(Extracted records)
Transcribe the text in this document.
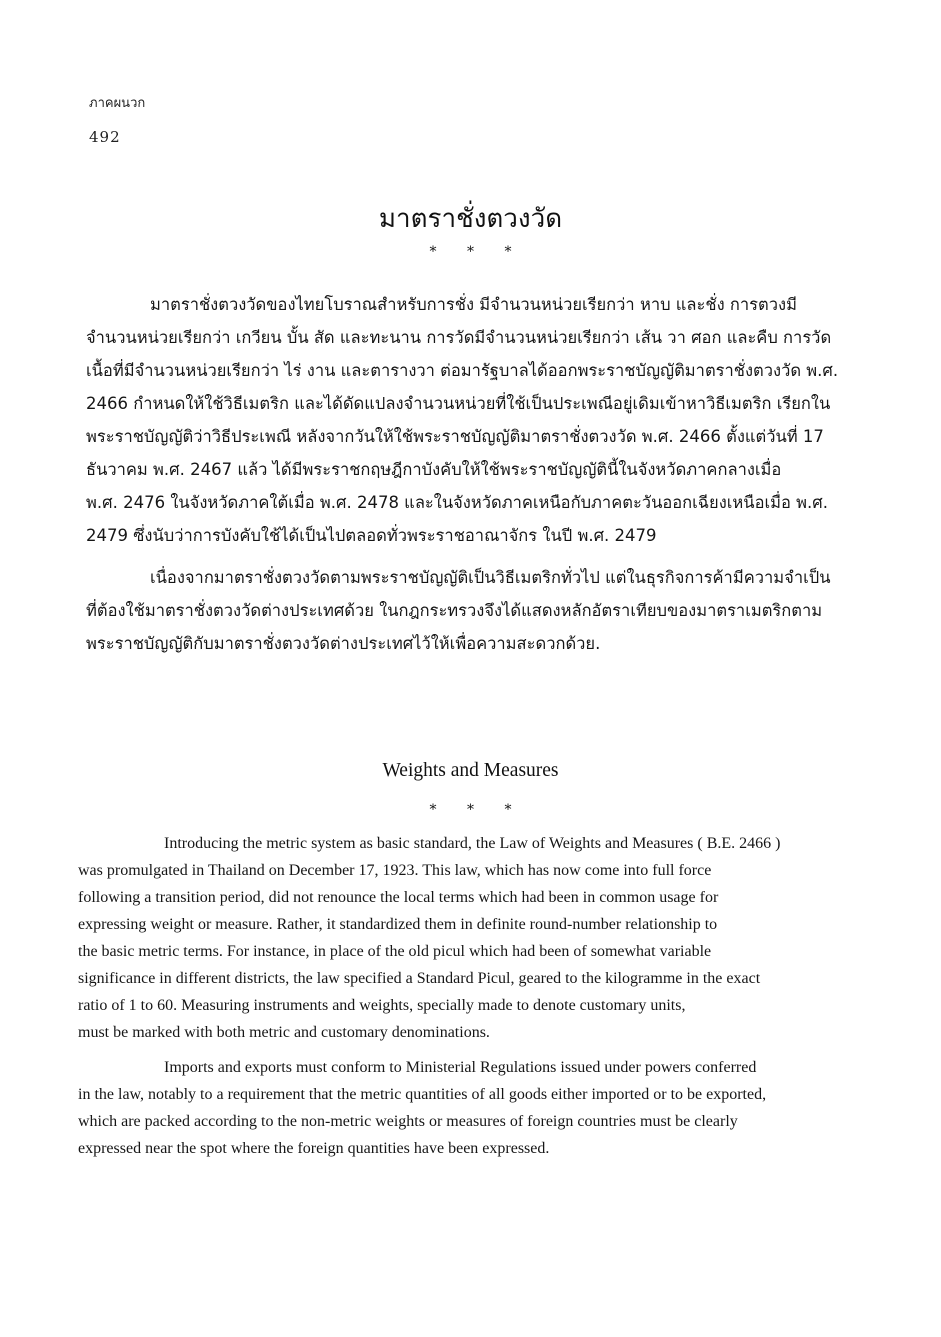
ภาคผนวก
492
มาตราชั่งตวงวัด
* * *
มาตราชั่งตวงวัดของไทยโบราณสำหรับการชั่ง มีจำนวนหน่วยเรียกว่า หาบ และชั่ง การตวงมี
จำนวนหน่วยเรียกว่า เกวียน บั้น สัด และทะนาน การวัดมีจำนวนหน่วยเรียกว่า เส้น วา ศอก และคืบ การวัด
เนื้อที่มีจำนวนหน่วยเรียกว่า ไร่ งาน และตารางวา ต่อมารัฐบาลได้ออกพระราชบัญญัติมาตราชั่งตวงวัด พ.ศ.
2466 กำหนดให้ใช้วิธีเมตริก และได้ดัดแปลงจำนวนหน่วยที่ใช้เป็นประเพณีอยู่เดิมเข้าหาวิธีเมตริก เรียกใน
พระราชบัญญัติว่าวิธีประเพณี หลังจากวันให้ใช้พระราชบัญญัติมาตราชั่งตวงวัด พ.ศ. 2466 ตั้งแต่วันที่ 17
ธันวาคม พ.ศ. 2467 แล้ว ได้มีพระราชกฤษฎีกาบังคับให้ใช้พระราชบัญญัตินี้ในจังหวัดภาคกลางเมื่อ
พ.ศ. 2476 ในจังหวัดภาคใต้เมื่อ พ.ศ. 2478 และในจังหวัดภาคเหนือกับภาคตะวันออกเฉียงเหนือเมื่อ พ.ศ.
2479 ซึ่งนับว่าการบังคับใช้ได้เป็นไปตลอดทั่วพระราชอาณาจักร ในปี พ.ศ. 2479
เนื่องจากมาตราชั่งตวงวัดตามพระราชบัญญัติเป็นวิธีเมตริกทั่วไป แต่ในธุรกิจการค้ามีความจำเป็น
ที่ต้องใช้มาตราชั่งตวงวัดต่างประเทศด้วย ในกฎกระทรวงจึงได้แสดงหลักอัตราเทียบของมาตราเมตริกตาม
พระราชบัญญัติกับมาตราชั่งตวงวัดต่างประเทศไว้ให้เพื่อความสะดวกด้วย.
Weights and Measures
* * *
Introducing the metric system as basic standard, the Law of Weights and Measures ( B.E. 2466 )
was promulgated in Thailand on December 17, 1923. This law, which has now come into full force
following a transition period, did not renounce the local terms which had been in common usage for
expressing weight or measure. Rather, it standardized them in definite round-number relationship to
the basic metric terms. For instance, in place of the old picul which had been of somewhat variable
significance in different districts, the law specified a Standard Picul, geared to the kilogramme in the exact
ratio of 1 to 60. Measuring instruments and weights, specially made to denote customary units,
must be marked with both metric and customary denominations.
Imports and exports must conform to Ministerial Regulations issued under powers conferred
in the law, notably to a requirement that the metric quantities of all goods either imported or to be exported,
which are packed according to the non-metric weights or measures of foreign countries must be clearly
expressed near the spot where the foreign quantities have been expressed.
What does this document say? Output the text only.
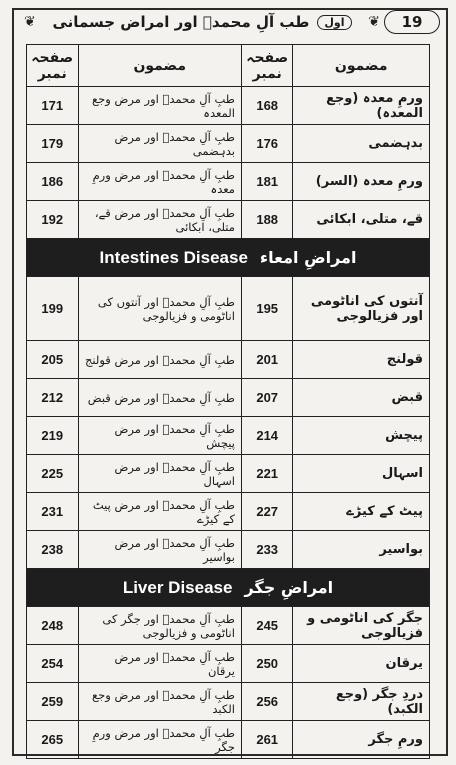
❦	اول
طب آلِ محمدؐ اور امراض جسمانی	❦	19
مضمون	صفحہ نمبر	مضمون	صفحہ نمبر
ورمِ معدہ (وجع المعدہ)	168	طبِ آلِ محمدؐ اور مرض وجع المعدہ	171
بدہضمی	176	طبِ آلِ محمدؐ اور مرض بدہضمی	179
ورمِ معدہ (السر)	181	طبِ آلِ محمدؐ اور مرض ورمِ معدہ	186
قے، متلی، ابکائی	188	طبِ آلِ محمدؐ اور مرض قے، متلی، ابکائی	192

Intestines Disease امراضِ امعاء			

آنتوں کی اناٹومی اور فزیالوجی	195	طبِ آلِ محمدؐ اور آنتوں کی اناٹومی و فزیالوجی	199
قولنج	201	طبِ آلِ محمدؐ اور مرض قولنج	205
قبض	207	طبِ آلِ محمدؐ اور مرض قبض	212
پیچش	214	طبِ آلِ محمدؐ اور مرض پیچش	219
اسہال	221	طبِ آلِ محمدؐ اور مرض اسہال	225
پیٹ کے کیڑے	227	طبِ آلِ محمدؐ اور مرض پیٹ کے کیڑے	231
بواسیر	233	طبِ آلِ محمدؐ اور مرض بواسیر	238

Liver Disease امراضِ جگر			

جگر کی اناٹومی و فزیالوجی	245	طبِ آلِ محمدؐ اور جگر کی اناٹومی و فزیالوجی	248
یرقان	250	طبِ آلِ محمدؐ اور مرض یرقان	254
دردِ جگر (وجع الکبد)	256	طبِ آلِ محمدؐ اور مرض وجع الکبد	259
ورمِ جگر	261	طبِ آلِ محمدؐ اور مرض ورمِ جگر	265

==

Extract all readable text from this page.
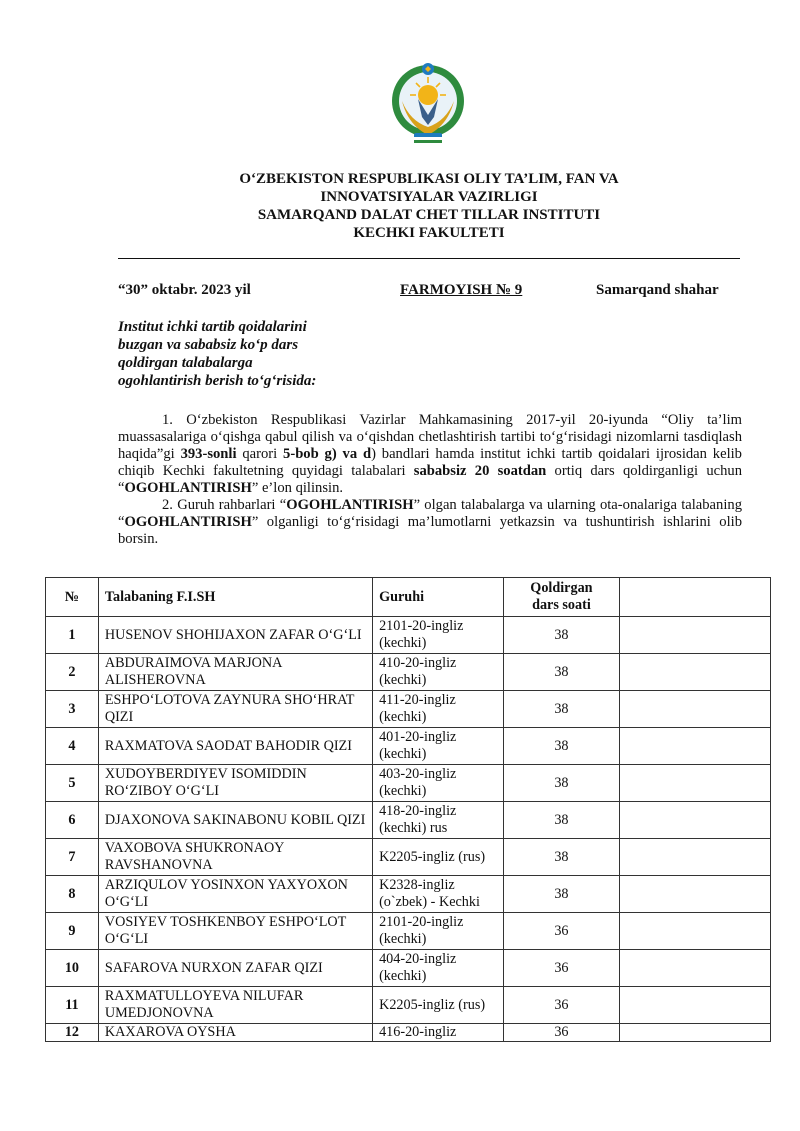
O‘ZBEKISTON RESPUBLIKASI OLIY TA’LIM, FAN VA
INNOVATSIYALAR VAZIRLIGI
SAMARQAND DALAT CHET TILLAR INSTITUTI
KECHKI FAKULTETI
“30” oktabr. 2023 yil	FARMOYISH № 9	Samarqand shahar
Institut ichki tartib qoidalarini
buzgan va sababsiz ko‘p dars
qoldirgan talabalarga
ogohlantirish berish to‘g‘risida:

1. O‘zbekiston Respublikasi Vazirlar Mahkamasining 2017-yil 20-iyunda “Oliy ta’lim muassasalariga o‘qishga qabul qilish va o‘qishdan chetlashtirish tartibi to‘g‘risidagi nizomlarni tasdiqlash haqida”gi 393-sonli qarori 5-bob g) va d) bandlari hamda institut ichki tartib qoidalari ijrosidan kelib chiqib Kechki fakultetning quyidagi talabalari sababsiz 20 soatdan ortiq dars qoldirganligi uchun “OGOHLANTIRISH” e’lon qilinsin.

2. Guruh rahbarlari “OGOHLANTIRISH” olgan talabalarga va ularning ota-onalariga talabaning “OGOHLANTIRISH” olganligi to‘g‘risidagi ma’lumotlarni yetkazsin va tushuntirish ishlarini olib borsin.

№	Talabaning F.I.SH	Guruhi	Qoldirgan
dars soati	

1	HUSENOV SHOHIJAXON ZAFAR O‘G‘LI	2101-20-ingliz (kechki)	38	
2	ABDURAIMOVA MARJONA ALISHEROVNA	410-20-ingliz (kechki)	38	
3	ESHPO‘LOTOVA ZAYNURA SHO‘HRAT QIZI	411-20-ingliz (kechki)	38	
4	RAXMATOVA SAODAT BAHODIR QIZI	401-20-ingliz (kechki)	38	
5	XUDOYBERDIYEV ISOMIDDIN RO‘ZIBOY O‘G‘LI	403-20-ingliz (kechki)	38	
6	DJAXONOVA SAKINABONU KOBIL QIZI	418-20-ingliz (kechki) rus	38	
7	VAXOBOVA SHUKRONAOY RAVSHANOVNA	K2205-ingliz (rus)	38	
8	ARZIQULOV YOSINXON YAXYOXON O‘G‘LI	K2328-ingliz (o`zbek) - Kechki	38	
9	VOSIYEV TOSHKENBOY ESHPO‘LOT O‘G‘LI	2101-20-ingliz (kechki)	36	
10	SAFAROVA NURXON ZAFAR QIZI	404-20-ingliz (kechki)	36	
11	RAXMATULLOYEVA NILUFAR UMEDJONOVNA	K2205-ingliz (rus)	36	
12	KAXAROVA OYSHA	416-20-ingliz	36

Work required >>
Within the entries above, work out how many lines contain the word "Disease". The number alone is the answer.

Completed task >>
2